DOCUMENT SEGMENT »
- - -

Apology for Beckmesser
IF it means anything at all to him, the name of Edward Hanslick suggests to the average musical reader the embodiment of academic obscurantism and of a peevish opposition to the originality of genius. The average reader has, in fact, accepted the portrait drawn by Wagner and his devotees of a critic who dared to discern certain weaknesses in the master's works, and certain dangers to the art of music in a blind adherence to his theories. And the average reader is hardly to blame for following where he is led by such men above the average as Mr. Ernest Newman, who writes down Hanslick as "the most colossal charlatan and ignoramus," or Sir Donald Tovey, who professed to have failed to discover in his writings "any knowledge of anything whatsoever."

- - -

WHAT IS REQUIRED » In the Hanslick passage, who called Hanslick "the most colossal charlatan and ignoramus"? Rely only on the Hanslick passage for answers.

- - -

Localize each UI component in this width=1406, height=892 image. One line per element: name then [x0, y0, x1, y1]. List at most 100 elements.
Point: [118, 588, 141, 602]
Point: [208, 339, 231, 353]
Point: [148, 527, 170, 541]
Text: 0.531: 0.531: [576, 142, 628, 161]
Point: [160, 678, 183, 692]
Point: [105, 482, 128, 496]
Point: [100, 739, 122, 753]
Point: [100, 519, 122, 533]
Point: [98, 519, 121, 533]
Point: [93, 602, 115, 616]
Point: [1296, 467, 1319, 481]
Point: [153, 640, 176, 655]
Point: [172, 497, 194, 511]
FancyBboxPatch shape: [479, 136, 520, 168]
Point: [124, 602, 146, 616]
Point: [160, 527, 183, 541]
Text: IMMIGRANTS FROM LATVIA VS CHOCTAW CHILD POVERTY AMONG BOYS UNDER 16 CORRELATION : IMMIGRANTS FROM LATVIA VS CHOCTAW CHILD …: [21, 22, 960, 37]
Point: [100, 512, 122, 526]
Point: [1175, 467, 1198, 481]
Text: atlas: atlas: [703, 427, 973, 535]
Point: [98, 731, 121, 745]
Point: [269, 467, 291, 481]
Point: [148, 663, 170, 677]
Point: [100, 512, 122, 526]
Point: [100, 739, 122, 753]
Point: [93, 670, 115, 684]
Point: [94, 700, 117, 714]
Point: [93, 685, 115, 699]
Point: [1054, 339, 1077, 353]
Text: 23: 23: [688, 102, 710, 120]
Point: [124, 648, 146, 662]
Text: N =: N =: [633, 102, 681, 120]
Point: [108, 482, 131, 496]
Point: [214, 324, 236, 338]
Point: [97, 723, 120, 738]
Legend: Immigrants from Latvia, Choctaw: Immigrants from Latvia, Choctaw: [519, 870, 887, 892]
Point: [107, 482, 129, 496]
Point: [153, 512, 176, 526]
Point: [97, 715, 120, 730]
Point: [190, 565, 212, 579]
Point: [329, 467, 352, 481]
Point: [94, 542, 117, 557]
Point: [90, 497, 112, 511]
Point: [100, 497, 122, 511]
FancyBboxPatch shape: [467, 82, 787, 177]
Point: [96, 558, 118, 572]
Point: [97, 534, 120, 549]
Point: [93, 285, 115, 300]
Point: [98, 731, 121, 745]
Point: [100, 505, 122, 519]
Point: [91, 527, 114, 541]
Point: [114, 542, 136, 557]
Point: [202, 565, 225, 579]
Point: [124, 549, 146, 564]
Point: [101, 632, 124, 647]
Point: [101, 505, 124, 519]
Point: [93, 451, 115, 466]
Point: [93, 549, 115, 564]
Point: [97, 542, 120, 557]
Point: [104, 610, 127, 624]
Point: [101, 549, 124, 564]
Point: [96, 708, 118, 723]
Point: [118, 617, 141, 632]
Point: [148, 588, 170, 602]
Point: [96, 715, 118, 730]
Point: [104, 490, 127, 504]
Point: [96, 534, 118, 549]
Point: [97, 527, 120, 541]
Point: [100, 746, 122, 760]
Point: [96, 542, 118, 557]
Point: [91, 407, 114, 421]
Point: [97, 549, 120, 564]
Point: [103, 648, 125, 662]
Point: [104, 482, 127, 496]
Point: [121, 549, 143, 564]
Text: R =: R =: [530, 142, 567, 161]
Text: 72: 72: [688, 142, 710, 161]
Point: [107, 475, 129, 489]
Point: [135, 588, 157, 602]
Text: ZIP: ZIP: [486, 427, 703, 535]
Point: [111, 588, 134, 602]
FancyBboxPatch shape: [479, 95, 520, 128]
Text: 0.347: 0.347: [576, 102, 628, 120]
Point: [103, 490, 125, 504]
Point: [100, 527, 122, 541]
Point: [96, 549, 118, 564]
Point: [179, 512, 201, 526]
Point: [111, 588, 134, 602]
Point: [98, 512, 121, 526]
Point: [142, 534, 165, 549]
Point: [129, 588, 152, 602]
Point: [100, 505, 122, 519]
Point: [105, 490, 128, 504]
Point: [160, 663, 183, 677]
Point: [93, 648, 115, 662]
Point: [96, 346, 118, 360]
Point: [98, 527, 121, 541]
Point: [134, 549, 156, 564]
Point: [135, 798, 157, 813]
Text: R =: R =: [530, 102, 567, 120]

- - -

RESULT BELOW » Mr. Ernest Newman